Look through the listing for the word "subtitle". Copy each line that has it.

(Structured figure records)
= = = = =
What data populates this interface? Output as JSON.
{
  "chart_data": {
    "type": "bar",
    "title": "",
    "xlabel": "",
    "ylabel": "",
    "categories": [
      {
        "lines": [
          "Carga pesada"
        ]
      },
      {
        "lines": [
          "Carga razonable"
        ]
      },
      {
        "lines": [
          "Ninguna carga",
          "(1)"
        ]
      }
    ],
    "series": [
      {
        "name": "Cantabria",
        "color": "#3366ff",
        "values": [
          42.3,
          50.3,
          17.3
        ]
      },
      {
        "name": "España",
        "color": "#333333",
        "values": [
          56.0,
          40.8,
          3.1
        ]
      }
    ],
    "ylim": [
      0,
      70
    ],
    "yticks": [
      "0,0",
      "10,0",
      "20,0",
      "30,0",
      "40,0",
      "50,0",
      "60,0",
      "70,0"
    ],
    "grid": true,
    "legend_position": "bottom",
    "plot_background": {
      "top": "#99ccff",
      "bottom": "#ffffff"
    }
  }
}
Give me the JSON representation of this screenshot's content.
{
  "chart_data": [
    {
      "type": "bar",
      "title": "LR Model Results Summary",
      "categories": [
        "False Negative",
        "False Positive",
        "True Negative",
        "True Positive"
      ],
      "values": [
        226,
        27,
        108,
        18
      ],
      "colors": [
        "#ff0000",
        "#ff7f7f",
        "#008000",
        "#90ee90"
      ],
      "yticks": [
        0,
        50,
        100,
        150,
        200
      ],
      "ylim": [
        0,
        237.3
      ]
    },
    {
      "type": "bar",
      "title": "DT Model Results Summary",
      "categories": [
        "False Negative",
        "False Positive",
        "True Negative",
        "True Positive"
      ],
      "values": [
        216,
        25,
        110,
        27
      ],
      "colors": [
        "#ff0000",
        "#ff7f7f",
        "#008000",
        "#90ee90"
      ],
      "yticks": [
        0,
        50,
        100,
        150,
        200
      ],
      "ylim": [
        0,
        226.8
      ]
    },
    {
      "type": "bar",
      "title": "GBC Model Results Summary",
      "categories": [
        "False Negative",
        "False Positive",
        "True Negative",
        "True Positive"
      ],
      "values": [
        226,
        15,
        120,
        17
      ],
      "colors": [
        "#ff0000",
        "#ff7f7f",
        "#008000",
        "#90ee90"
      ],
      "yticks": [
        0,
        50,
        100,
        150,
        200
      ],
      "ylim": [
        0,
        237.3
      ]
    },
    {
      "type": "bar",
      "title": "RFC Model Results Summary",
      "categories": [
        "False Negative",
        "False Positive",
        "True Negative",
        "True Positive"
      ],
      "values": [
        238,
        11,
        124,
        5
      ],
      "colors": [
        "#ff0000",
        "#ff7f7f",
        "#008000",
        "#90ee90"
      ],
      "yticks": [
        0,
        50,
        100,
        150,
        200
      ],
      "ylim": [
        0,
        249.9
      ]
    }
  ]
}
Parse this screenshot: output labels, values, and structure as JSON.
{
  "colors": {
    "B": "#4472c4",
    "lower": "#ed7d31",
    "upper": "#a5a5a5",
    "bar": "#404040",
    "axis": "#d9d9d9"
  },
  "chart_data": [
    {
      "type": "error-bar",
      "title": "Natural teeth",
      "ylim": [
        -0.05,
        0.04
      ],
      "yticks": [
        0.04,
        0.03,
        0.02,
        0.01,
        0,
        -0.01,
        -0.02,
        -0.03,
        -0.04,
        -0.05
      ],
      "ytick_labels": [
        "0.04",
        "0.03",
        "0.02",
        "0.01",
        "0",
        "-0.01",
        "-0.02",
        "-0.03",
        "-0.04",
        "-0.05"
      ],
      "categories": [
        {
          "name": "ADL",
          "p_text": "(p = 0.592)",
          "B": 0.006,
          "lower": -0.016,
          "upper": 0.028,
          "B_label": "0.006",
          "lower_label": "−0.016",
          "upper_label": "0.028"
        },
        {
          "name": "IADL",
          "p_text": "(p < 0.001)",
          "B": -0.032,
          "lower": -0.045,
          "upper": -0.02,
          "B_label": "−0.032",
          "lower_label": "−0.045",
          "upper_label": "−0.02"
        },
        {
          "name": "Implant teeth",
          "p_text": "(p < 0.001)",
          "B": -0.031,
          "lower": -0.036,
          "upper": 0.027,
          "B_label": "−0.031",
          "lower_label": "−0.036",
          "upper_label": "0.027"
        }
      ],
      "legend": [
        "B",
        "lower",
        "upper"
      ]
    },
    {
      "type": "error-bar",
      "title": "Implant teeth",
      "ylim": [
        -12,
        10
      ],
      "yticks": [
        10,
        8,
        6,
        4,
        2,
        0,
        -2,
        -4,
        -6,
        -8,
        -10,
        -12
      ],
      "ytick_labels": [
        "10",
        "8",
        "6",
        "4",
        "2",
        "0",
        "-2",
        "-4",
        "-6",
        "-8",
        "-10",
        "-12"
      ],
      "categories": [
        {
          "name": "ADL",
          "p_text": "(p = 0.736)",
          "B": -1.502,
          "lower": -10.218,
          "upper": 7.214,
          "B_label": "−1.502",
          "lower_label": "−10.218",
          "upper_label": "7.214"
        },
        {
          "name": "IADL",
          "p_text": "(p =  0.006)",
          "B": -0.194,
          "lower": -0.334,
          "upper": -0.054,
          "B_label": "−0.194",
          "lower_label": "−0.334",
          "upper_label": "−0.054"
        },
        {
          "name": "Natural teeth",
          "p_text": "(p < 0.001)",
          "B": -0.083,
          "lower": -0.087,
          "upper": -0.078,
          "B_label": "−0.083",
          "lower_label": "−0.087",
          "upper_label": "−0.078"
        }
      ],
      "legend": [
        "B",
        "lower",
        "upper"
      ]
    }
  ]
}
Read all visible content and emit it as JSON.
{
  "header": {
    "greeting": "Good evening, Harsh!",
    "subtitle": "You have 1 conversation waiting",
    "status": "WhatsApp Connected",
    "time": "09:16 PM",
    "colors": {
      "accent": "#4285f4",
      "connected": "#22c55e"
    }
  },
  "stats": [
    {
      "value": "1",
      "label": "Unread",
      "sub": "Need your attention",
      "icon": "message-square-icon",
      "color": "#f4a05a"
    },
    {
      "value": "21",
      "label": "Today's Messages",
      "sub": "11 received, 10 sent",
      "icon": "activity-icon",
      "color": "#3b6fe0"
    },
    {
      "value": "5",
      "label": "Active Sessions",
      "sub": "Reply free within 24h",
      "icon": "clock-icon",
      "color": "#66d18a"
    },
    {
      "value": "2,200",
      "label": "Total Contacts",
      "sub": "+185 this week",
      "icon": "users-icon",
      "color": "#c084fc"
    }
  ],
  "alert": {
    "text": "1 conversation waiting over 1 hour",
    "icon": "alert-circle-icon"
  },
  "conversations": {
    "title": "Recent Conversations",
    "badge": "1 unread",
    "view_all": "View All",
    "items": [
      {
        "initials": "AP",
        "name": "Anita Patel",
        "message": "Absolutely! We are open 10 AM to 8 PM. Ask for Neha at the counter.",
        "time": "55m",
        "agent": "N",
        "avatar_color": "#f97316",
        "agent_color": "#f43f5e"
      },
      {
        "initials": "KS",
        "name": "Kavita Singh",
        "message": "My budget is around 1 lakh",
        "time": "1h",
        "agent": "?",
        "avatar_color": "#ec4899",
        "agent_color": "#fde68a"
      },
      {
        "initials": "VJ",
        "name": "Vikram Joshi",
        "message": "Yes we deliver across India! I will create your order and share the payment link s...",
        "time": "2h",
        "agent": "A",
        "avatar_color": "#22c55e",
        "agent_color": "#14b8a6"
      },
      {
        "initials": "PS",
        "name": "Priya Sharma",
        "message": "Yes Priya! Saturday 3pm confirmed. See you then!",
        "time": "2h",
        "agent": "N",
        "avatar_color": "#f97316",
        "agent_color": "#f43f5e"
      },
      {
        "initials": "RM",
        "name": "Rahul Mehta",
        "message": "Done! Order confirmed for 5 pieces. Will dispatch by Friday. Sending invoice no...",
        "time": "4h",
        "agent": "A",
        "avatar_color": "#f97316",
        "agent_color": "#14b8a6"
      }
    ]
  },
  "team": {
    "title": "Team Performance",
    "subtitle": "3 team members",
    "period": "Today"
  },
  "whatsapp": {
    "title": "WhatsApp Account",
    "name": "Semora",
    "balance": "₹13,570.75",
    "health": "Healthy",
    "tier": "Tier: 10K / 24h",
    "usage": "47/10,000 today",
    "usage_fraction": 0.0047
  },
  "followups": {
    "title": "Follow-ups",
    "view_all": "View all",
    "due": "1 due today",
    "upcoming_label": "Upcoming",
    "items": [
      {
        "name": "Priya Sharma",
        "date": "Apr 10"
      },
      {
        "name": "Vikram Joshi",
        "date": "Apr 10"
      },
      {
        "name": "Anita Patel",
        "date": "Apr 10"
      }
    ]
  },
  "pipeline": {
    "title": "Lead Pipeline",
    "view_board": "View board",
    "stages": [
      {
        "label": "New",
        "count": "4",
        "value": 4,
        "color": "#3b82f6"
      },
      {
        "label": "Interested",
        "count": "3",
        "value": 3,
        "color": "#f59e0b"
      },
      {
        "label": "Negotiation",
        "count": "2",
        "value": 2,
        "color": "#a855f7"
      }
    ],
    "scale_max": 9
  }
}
= = = = =
__Correct output__.
    "subtitle": "You have 1 conversation waiting",
    "subtitle": "3 team members",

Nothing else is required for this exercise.